[Records from a data source]

══════════════════════════════

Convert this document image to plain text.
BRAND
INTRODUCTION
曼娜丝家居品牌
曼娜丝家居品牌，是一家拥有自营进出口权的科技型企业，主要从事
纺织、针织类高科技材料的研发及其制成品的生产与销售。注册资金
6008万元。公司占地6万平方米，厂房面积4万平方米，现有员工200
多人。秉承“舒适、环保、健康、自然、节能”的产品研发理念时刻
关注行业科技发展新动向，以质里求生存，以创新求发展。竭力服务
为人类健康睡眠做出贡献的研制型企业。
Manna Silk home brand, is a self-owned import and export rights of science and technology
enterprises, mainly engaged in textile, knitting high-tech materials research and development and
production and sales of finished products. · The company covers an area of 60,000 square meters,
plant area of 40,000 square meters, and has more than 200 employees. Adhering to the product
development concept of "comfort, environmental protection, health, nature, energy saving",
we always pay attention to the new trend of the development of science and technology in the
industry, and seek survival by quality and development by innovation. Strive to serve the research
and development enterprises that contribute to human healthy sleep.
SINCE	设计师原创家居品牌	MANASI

══════════════════════════════

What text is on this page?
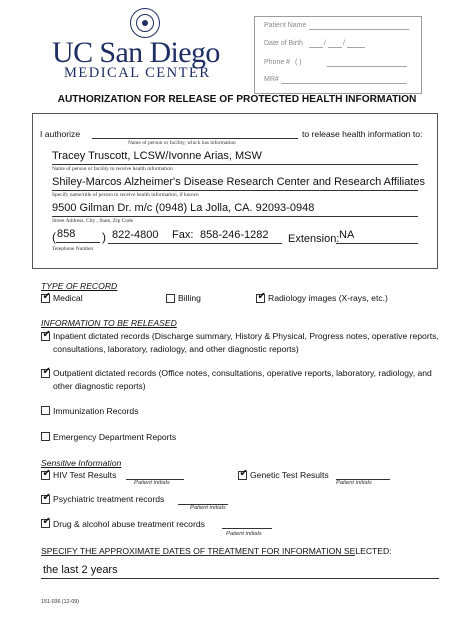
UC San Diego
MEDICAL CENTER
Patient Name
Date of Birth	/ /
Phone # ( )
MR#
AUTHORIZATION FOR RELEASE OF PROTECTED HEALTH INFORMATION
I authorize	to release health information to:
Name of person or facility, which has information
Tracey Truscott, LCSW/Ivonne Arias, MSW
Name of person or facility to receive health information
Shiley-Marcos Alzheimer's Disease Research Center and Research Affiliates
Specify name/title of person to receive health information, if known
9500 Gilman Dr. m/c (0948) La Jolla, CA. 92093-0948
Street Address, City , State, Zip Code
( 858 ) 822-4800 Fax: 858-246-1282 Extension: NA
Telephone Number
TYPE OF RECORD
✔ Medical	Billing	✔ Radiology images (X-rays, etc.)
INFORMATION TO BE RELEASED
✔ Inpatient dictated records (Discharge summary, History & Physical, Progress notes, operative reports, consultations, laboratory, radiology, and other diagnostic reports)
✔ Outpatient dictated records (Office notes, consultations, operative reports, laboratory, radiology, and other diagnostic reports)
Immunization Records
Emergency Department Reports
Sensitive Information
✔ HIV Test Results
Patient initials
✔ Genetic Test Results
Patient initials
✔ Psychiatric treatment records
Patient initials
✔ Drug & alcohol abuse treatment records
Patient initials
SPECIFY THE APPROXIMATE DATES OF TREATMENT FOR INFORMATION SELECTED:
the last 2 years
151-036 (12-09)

══════════════════════════════

**EXERCISE OBJECTIVE:**
Pull out all lines from the entries above that include the word "notes".

**WRITTEN REPLY:**
✔ Inpatient dictated records (Discharge summary, History & Physical, Progress notes, operative reports, consultations, laboratory, radiology, and other diagnostic reports)
✔ Outpatient dictated records (Office notes, consultations, operative reports, laboratory, radiology, and other diagnostic reports)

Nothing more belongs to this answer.